Records from a dataset:
━━━━━━━━━━━━━━━━━━━━━━━━━━━━━━

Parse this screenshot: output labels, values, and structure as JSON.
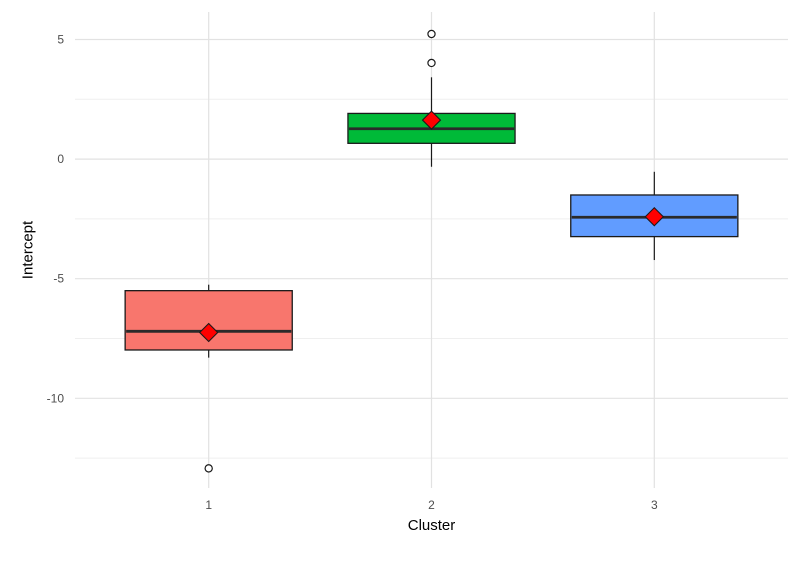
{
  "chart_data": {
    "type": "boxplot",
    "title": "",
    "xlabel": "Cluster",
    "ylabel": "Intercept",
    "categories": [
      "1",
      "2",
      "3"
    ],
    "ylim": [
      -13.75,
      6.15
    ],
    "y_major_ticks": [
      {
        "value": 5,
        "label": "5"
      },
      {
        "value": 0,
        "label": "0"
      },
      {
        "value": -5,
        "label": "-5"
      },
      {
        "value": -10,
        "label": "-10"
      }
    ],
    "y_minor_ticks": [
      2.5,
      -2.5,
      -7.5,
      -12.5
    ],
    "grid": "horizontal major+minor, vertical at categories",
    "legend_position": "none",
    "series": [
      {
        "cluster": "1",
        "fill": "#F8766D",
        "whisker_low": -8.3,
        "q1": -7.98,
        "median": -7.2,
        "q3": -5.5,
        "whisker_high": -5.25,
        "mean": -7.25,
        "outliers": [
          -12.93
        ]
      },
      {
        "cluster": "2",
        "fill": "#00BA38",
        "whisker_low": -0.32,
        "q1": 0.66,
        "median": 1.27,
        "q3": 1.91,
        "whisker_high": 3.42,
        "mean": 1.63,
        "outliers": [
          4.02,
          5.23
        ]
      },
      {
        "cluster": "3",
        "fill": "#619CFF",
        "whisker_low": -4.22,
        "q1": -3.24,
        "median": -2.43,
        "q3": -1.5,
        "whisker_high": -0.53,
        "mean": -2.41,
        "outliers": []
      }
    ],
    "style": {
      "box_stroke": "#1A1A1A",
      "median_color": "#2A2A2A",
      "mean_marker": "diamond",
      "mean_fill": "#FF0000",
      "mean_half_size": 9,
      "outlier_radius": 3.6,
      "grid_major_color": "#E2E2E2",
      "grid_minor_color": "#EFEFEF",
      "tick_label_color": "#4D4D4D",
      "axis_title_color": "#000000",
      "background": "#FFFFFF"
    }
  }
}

━━━━━━━━━━━━━━━━━━━━━━━━━━━━━━

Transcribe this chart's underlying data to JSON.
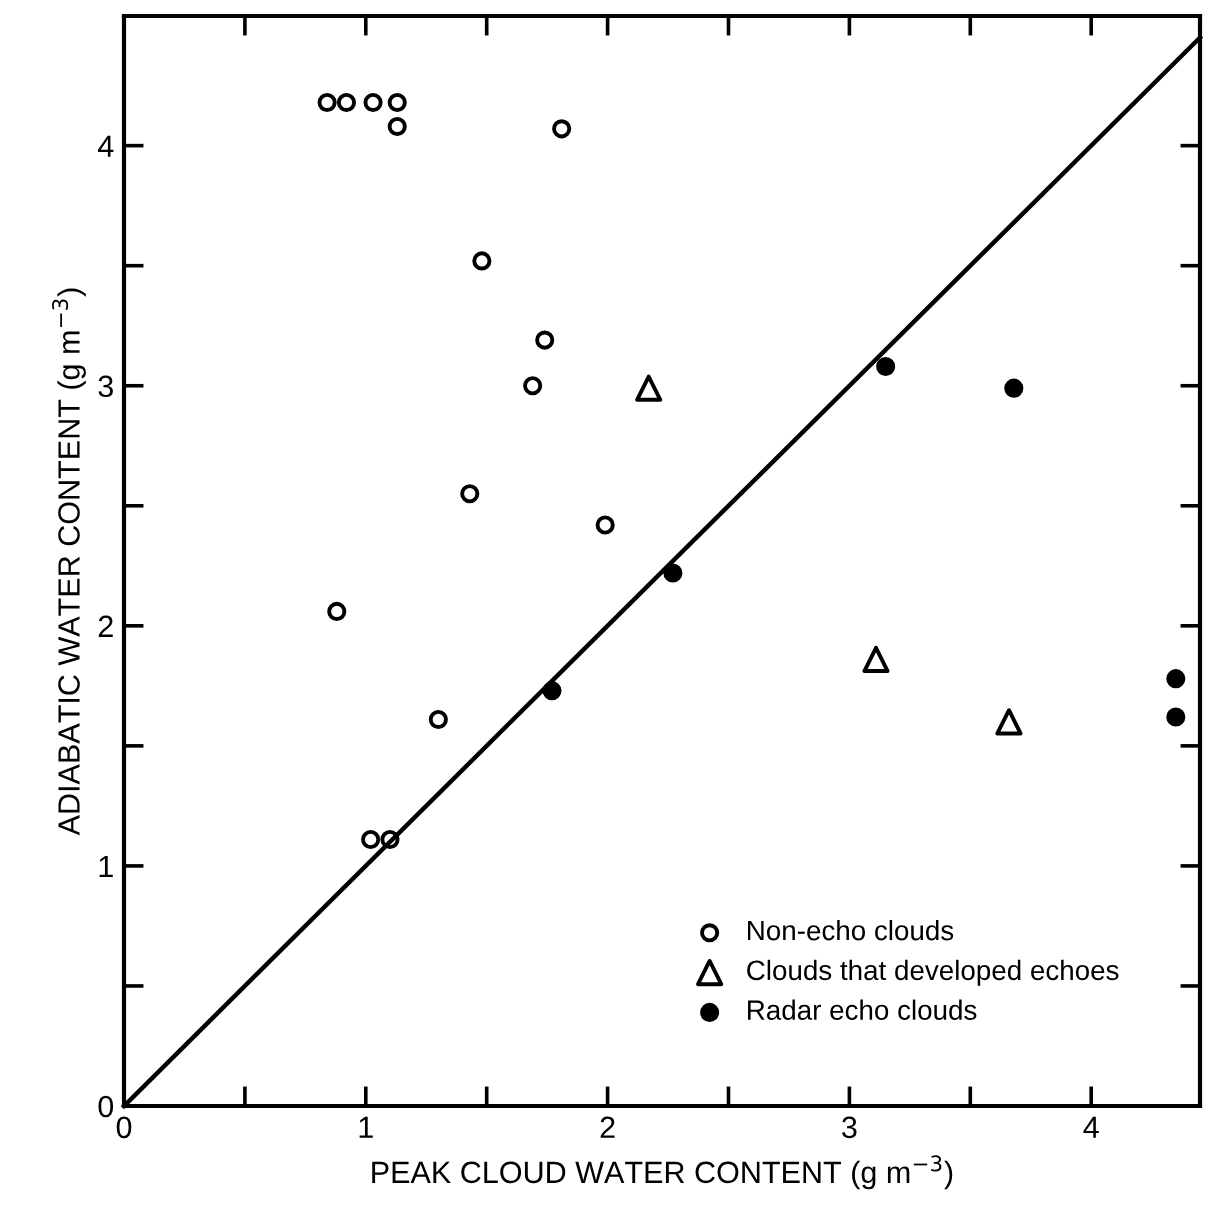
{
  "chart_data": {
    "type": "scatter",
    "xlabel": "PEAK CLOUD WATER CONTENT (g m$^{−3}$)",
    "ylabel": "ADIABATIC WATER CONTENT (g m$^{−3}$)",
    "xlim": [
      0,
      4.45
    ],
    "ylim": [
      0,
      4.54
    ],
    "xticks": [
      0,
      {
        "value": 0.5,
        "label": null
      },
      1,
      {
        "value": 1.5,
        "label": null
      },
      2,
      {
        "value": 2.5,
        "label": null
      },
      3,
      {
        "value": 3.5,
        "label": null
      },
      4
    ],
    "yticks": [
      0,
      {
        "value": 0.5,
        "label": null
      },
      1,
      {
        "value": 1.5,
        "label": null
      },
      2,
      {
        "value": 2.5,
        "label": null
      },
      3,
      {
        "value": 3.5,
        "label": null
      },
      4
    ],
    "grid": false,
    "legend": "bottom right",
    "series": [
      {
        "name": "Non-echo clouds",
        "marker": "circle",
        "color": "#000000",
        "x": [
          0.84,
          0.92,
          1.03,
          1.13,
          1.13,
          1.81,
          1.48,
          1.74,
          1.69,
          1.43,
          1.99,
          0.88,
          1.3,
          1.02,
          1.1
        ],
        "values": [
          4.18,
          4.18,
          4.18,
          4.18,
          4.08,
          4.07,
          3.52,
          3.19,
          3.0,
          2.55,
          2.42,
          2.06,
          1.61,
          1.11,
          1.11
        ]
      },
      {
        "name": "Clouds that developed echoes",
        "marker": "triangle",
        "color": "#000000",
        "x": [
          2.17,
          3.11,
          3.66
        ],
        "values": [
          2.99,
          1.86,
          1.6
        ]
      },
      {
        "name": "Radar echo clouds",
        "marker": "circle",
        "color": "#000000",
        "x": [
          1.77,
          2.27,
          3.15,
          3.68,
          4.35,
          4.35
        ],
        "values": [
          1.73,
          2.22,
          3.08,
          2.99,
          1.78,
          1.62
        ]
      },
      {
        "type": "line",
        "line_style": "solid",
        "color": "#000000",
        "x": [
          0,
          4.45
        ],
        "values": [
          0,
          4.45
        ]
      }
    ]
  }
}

━━━━━━━━━━━━━━━━━━━━━━━━━━━━━━

DIRECTION |
In the entries above, find the lines containing the word "categories" and say how many there are, with no other words.

REPLY |
2